YOUR INSTRUCTIONS:
Reproduce each line bearing the word "this".

DATA:
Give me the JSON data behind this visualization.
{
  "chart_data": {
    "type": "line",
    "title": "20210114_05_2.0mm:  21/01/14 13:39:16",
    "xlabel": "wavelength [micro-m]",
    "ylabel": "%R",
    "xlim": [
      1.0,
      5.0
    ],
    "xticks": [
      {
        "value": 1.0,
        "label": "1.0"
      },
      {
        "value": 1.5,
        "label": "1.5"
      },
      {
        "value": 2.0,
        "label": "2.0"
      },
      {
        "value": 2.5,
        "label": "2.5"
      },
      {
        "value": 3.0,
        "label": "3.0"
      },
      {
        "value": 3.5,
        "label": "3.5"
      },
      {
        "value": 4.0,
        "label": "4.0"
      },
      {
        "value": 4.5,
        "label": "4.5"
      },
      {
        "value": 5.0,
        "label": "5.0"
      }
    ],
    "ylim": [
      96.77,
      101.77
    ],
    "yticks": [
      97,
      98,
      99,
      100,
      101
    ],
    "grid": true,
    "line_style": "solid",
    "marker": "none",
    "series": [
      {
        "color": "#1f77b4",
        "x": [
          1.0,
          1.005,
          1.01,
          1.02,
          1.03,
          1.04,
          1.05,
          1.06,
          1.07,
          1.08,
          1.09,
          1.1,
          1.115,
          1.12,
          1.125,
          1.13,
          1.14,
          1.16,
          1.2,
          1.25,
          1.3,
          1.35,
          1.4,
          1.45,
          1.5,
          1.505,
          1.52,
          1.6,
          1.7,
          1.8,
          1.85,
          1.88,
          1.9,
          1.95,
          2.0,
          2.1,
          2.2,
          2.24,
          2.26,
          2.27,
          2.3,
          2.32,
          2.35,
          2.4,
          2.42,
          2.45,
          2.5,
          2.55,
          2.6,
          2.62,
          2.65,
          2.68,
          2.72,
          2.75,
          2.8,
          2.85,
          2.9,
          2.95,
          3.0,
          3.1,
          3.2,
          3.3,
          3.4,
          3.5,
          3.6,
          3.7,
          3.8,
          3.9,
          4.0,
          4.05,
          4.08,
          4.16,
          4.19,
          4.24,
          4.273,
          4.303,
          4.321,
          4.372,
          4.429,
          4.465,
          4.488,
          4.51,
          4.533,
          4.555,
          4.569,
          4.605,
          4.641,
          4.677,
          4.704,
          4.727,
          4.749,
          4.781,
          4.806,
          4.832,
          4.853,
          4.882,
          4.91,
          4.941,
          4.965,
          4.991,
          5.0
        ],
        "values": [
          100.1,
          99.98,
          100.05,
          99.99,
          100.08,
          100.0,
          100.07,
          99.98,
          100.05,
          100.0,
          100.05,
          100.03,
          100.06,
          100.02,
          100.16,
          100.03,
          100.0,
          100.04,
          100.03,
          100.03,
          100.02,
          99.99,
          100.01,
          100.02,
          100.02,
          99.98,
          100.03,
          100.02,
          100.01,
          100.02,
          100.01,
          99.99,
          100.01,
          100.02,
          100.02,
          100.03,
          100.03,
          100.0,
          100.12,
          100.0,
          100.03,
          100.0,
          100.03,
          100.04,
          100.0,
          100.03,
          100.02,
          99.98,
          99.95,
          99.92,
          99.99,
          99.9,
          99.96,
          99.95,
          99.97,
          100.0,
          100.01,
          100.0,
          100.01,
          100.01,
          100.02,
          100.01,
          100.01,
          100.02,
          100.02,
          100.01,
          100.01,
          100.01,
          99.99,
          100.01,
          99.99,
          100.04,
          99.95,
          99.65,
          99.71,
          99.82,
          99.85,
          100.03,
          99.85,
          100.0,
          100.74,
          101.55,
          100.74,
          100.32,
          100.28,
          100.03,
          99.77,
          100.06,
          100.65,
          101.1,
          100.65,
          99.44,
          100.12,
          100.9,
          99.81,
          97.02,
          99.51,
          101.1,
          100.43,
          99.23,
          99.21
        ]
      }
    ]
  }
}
--
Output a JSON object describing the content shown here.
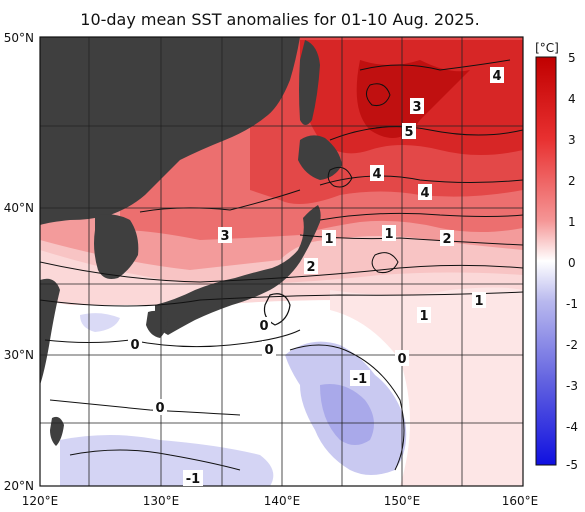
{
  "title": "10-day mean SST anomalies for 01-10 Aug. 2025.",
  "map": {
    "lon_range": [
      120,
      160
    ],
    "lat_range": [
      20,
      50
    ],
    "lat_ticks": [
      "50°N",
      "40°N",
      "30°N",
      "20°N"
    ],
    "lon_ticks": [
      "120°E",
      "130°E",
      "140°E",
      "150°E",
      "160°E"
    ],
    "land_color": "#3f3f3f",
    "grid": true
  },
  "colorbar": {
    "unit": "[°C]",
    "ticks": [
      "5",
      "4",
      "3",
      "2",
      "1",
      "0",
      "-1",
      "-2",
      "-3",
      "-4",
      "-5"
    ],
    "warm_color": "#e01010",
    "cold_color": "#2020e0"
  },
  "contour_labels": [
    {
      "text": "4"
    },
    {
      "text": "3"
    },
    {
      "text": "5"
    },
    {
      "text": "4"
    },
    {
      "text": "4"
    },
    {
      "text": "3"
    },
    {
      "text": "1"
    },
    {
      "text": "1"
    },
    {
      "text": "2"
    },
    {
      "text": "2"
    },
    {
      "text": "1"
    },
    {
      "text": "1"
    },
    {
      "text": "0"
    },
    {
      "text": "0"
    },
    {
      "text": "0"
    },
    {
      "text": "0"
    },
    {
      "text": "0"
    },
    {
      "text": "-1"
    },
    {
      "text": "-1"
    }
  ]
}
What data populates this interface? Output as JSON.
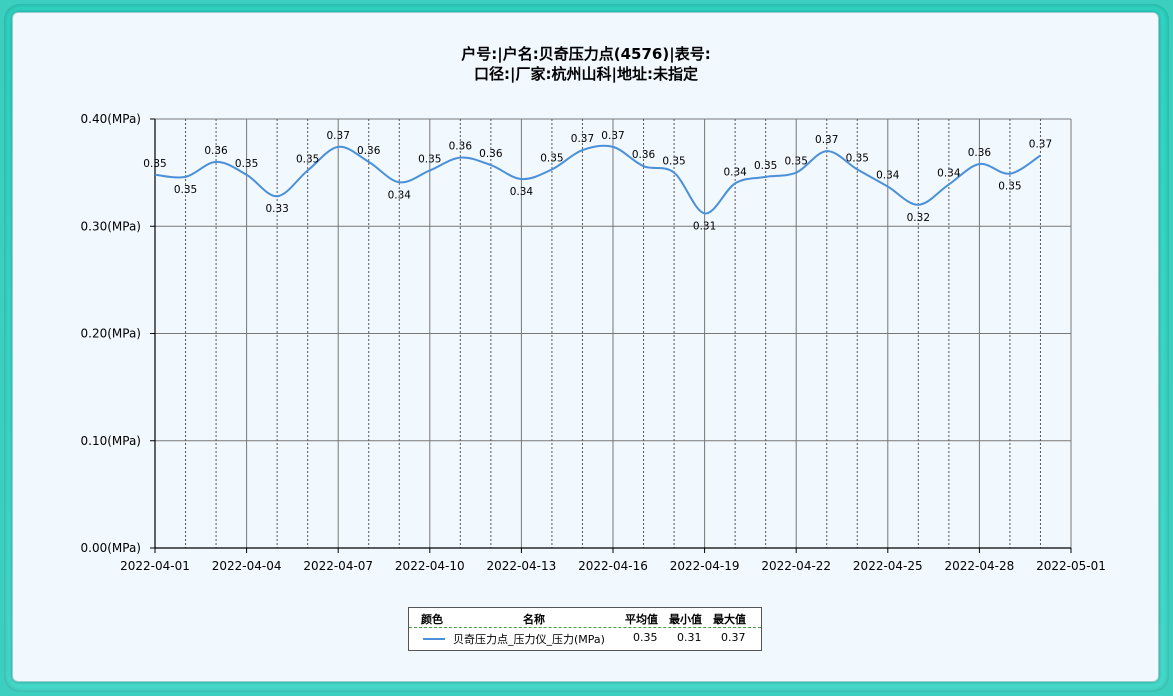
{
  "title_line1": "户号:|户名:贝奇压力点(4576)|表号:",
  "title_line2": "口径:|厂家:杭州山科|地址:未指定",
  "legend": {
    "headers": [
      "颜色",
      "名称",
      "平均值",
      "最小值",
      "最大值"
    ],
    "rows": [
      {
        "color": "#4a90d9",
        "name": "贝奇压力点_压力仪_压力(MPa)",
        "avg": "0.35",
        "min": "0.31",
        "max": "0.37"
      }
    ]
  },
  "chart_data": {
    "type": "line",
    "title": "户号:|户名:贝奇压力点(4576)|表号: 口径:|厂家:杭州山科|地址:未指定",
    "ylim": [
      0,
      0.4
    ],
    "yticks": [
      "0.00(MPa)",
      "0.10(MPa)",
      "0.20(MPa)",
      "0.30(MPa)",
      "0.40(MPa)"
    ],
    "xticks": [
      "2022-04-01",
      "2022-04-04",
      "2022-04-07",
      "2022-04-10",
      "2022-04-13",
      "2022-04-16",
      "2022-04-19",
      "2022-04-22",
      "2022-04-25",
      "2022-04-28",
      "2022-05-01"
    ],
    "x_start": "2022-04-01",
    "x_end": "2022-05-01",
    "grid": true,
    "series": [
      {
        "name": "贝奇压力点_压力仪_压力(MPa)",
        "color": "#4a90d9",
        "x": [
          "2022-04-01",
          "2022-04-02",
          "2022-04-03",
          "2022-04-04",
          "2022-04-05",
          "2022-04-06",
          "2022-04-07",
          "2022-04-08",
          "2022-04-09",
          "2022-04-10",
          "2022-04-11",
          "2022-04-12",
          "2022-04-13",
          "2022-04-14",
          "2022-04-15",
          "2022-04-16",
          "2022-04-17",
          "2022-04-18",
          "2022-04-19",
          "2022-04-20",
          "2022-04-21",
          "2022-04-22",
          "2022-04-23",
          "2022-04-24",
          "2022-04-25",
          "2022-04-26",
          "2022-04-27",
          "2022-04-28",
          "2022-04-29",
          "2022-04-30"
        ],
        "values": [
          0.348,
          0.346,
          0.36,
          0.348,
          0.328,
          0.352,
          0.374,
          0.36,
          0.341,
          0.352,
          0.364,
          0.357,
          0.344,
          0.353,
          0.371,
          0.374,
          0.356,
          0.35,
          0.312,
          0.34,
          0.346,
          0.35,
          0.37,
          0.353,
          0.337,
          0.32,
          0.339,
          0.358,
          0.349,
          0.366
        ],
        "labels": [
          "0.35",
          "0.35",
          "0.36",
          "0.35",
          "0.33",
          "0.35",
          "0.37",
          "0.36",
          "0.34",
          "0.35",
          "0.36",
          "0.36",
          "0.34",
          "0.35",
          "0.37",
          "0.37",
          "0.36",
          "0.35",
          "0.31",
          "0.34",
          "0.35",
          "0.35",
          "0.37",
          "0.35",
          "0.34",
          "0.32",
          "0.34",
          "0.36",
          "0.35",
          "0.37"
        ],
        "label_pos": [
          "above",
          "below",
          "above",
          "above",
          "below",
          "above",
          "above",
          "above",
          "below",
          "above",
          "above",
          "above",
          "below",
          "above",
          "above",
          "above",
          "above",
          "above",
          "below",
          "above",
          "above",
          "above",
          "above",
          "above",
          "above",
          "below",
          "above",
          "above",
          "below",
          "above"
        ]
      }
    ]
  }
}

TASK RESPONSE:
Give me the JSON data behind this visualization.
What data populates this interface? Output as JSON.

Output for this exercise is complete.